> **Challenge**
Each line that includes the word "Wavelet" counts once; give the total and nothing more.
:: Dataset entries ::
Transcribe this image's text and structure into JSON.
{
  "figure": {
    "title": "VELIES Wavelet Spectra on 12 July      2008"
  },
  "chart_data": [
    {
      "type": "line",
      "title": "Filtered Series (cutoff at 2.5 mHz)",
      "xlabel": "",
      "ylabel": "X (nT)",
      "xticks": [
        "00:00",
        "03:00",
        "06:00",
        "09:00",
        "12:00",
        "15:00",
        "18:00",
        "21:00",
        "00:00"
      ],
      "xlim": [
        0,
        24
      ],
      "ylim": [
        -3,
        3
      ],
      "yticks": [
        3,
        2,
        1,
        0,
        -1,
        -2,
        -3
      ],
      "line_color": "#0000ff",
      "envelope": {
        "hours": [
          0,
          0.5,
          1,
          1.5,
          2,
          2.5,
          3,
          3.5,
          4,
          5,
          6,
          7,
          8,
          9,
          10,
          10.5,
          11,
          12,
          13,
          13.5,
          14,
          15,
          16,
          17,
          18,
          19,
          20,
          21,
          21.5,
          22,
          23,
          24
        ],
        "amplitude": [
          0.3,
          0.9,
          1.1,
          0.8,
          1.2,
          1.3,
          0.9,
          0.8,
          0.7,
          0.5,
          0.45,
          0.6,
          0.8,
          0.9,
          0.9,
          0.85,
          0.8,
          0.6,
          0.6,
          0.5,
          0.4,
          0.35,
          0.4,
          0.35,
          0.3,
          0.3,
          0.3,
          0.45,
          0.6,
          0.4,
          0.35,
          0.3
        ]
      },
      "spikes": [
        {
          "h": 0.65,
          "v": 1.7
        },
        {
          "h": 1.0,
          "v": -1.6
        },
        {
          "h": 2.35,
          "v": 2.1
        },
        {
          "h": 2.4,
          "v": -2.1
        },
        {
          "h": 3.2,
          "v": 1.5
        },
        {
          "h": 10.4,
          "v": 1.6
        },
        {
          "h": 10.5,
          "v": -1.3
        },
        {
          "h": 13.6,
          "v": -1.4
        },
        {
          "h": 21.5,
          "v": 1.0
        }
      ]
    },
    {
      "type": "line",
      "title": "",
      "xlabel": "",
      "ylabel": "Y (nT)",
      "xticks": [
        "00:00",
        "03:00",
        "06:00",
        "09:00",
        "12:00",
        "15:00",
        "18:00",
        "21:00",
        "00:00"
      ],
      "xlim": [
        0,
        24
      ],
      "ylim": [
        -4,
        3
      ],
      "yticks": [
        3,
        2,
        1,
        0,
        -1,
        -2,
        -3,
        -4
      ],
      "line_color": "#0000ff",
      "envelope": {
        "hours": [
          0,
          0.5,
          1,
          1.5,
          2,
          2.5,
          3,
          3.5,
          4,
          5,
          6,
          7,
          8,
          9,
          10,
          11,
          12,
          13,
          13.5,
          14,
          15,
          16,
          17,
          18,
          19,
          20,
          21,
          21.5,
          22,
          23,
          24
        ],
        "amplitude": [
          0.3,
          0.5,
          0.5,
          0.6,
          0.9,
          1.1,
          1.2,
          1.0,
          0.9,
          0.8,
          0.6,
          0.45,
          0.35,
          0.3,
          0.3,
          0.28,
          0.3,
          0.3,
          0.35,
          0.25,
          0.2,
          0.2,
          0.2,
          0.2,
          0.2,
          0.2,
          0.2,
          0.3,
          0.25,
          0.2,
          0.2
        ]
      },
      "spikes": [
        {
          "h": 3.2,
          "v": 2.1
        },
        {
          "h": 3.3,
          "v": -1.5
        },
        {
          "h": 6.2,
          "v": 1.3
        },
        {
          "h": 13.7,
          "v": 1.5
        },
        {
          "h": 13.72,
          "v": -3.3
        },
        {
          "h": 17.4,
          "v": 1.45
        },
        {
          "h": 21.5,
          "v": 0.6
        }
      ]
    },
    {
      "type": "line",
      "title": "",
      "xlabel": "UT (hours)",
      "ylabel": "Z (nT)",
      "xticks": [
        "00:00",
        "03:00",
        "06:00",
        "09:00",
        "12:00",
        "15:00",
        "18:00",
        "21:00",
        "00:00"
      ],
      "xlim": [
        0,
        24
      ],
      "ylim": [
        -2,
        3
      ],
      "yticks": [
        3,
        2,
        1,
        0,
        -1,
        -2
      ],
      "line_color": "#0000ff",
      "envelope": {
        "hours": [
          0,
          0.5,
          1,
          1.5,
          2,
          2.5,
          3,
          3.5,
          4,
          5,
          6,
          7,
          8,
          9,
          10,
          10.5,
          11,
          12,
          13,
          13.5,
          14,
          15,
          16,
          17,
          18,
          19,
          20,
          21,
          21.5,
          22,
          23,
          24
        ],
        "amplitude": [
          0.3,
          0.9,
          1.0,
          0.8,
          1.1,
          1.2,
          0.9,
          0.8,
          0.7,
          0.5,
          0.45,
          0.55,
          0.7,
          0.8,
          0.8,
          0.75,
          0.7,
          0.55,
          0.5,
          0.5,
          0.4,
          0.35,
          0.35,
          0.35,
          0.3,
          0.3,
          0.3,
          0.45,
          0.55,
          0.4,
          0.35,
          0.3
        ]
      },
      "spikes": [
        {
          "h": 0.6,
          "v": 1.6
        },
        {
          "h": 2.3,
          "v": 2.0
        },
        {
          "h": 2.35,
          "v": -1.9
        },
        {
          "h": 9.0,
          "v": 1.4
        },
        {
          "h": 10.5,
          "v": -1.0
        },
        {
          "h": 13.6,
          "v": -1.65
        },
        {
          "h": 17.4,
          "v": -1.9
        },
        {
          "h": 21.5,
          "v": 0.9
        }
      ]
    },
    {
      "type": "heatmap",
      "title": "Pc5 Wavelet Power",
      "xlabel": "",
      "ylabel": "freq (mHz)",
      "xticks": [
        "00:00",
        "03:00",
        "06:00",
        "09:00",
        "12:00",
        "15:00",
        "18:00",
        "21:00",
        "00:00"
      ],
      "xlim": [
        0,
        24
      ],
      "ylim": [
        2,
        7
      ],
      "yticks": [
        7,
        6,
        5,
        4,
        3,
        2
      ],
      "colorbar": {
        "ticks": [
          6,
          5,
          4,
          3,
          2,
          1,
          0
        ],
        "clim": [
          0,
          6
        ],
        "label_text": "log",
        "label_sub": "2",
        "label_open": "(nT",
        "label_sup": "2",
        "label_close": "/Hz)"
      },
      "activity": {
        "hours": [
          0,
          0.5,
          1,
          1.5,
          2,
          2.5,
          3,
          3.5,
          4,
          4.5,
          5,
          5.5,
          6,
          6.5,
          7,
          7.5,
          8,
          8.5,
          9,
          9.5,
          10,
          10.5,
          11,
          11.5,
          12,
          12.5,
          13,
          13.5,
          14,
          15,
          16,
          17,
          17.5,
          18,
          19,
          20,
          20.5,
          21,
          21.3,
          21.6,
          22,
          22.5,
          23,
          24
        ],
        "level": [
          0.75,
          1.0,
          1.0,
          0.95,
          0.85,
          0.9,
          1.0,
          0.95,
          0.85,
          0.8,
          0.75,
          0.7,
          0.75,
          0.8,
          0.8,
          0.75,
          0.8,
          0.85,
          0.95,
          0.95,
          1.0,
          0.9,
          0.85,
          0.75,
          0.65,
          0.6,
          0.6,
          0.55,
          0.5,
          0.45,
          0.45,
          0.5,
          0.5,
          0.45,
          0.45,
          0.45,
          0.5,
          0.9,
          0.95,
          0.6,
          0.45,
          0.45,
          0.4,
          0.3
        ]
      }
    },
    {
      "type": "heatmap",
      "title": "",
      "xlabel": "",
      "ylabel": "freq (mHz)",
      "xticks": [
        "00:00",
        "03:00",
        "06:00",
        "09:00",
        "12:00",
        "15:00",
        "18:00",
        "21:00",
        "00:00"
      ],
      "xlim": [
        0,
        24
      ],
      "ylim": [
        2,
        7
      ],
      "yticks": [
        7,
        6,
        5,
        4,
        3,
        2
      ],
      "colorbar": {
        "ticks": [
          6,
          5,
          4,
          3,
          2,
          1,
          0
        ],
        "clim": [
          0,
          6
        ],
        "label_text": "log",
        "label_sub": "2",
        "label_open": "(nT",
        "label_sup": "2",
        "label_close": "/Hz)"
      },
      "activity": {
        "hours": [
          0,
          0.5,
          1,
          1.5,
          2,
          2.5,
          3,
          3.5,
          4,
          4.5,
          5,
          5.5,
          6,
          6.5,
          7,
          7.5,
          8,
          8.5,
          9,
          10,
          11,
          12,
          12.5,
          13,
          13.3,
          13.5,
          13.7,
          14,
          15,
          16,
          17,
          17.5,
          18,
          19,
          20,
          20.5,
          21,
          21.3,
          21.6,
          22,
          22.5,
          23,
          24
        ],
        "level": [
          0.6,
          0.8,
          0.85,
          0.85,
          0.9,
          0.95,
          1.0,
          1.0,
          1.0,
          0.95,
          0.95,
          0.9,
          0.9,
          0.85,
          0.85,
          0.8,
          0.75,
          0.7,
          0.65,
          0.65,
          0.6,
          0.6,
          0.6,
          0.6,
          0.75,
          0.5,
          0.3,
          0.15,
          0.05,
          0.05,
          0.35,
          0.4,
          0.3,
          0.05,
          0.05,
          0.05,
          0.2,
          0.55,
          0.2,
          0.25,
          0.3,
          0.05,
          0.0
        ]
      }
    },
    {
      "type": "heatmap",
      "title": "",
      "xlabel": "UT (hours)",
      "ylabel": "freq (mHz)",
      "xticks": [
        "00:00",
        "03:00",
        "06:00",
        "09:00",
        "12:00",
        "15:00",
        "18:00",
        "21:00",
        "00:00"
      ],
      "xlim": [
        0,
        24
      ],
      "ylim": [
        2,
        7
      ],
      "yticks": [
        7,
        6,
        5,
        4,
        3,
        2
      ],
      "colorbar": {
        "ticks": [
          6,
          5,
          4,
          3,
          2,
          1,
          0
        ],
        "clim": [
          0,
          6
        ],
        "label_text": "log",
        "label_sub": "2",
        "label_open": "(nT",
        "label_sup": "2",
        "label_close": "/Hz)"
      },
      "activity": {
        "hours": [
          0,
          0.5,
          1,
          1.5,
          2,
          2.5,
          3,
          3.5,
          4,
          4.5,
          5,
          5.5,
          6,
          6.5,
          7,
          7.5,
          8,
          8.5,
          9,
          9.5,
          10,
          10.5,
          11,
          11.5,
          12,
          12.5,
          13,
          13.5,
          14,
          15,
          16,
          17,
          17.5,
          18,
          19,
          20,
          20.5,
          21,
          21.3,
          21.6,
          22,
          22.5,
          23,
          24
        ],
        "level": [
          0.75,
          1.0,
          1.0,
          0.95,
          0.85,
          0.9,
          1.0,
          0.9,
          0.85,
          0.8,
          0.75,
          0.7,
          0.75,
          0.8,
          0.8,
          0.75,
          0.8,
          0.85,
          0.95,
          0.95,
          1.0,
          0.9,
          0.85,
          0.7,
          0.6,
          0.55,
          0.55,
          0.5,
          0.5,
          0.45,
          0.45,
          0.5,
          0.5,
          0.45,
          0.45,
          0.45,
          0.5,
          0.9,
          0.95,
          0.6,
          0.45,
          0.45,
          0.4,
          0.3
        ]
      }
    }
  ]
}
:::
> **Response to the task**
2